◆ Exercise aim:
Track down every line below that holds "Straddle" and copy it.

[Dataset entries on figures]
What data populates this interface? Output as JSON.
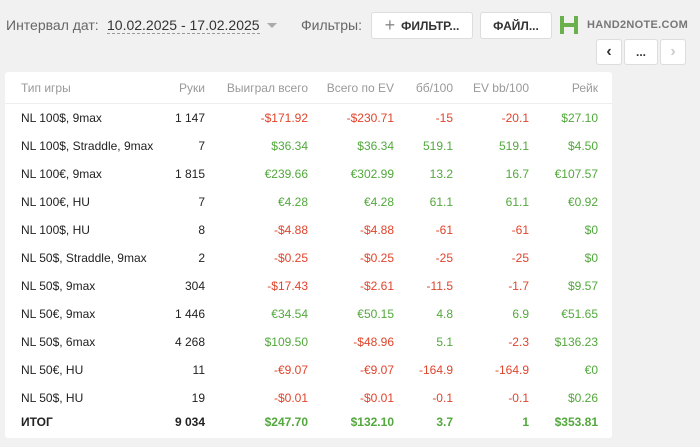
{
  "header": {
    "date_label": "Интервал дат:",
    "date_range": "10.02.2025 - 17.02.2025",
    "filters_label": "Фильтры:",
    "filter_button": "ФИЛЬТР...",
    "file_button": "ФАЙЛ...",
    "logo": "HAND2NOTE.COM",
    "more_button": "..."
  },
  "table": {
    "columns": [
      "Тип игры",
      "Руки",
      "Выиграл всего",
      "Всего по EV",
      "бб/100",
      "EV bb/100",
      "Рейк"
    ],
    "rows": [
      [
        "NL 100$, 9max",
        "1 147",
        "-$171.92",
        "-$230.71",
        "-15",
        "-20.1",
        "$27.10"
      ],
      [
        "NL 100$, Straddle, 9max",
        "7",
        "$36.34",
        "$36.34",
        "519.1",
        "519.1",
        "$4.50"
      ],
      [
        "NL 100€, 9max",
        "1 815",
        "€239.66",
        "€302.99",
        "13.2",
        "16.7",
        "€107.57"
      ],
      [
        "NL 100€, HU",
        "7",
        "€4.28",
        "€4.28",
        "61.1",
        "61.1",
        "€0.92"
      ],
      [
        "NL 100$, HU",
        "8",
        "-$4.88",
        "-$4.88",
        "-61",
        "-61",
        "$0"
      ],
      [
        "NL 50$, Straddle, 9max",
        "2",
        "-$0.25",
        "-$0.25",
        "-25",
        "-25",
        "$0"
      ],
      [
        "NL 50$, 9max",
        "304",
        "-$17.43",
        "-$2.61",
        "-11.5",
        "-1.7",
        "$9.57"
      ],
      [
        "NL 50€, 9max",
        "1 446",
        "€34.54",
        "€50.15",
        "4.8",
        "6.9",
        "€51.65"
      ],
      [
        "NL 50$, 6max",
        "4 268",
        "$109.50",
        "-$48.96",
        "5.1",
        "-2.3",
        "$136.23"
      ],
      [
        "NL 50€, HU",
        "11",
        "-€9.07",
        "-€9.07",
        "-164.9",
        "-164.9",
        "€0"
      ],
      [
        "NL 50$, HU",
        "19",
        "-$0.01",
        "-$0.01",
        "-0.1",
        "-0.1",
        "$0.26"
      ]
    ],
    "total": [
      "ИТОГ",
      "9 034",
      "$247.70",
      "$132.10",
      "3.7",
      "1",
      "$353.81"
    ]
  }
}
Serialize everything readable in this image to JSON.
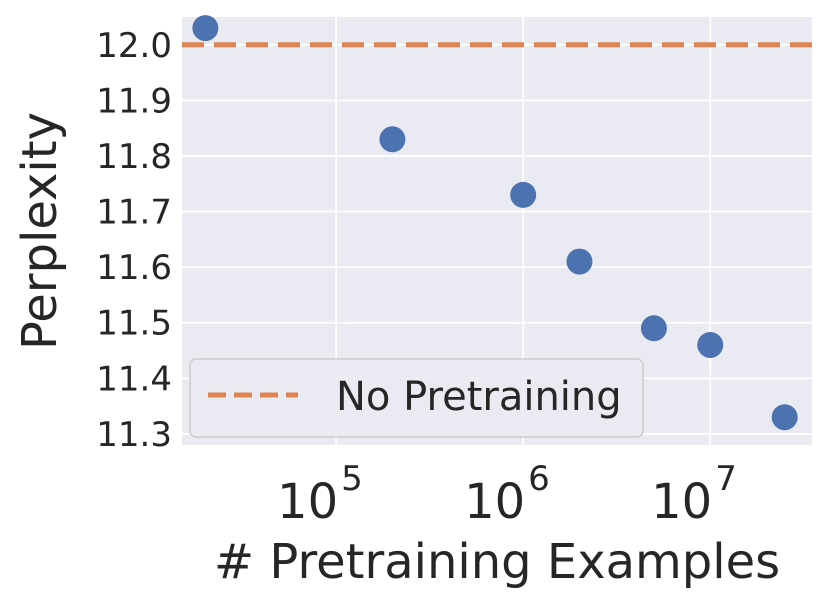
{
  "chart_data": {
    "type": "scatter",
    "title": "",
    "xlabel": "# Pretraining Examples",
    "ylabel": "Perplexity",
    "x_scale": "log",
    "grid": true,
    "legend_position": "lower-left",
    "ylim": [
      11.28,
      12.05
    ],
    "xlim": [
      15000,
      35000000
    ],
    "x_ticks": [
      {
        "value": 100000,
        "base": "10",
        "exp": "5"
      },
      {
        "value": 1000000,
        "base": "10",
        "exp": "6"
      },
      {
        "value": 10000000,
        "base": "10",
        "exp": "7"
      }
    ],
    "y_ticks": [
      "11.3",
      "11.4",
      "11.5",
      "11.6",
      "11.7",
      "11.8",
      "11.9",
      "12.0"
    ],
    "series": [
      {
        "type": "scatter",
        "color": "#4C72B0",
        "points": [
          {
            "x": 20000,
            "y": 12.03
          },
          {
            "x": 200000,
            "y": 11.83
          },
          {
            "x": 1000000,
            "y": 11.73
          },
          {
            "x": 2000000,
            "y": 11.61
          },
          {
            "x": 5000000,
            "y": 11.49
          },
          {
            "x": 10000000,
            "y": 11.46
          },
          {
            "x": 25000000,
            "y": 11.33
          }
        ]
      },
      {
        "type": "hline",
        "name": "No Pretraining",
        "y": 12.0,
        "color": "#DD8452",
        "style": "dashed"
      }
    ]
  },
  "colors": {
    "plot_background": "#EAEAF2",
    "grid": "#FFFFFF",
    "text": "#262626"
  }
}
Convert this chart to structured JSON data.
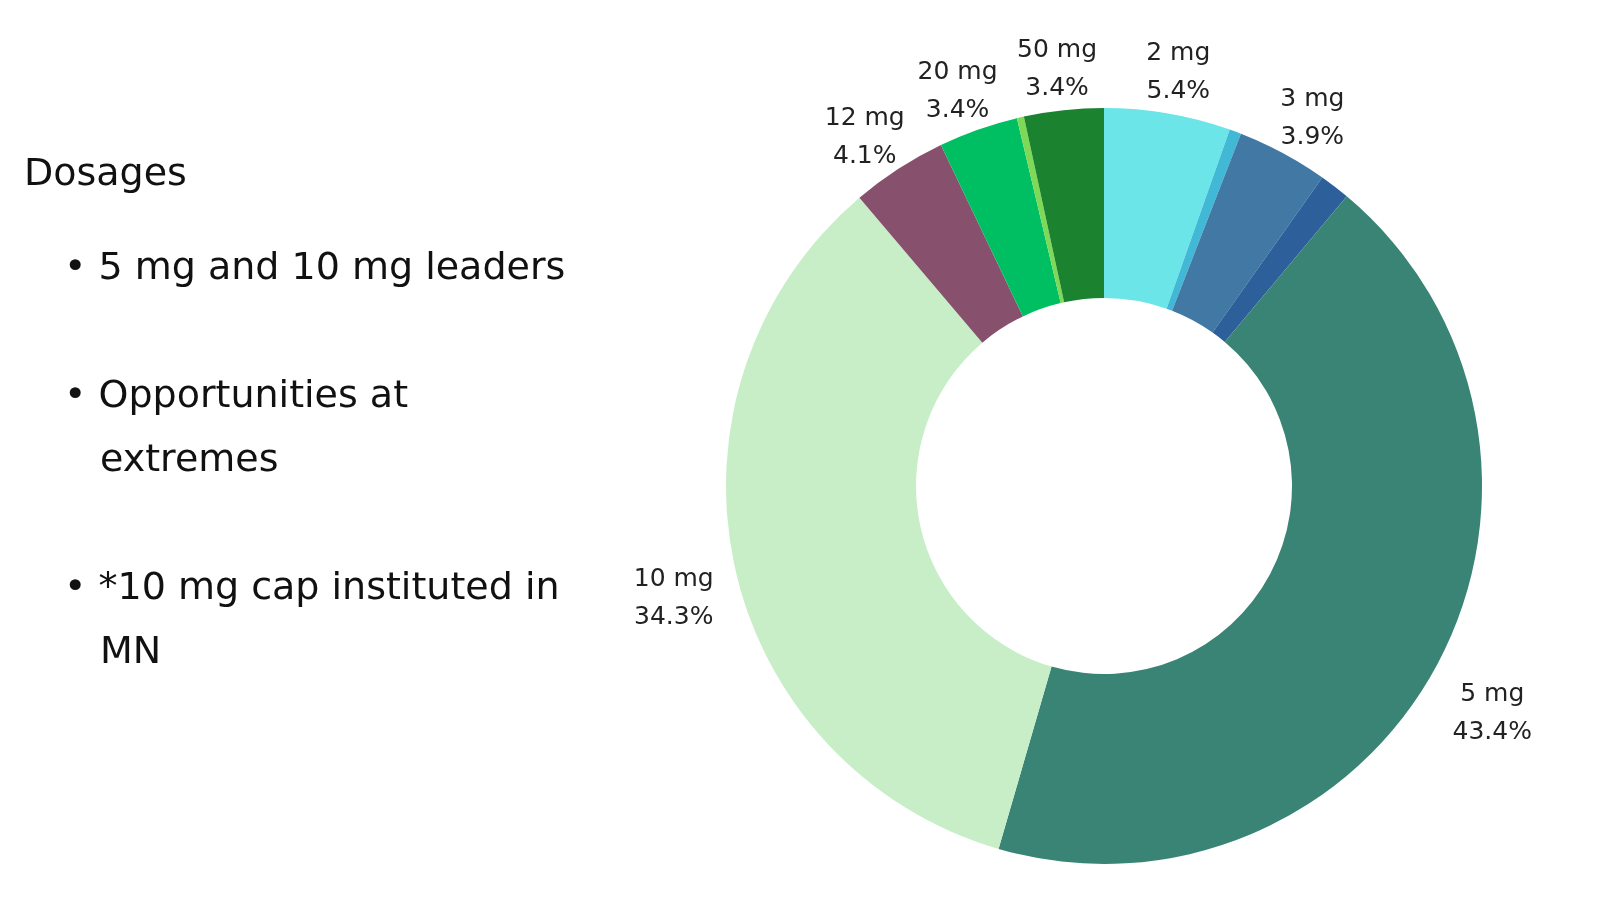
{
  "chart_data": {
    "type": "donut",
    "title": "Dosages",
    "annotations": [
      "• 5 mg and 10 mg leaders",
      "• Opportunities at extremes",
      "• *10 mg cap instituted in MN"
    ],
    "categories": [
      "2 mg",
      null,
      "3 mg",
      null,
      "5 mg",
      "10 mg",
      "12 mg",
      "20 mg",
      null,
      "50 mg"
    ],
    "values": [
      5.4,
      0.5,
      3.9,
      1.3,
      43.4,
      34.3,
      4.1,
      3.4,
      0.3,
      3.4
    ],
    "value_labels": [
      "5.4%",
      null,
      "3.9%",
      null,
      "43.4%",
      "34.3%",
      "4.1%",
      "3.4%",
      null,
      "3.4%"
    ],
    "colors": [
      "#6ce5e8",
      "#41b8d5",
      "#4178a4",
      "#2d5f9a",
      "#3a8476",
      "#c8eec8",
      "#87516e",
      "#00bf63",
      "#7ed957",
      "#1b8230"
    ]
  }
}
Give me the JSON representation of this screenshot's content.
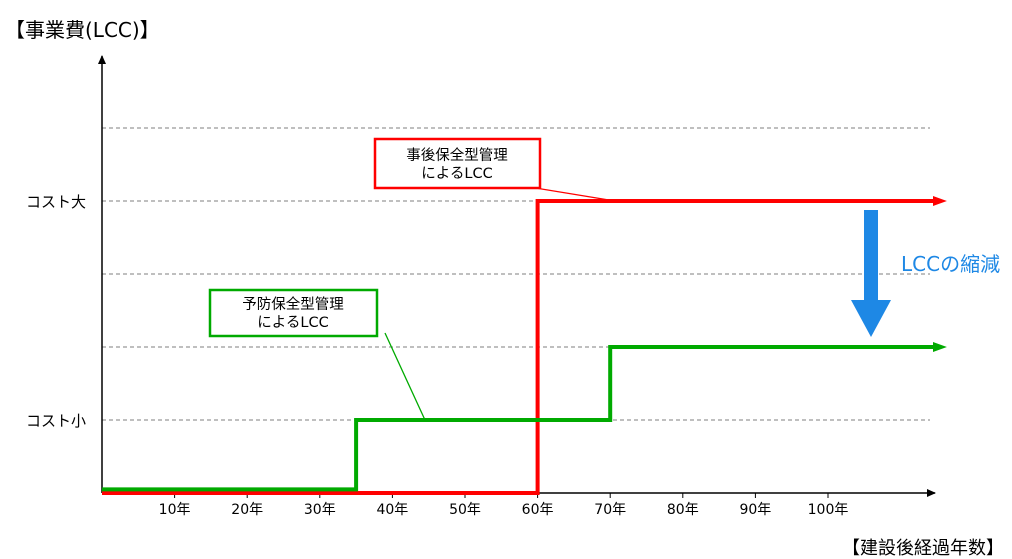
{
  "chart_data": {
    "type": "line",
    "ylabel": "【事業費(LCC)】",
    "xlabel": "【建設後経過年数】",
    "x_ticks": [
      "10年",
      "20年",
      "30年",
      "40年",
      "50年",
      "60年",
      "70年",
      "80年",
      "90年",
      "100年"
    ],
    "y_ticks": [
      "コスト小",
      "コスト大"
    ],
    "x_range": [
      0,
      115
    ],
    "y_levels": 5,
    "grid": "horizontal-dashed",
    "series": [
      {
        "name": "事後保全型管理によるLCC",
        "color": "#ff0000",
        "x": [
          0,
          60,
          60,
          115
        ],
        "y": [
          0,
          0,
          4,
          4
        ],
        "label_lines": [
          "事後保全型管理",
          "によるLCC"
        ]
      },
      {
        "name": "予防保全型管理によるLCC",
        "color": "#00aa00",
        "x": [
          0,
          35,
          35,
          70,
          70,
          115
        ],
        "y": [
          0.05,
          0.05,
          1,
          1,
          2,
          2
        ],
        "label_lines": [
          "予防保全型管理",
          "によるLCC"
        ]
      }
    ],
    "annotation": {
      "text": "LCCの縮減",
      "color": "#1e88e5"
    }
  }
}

◆ Task solution:
        "NL 100$, Straddle, 9max",
        "NL 50$, Straddle, 9max",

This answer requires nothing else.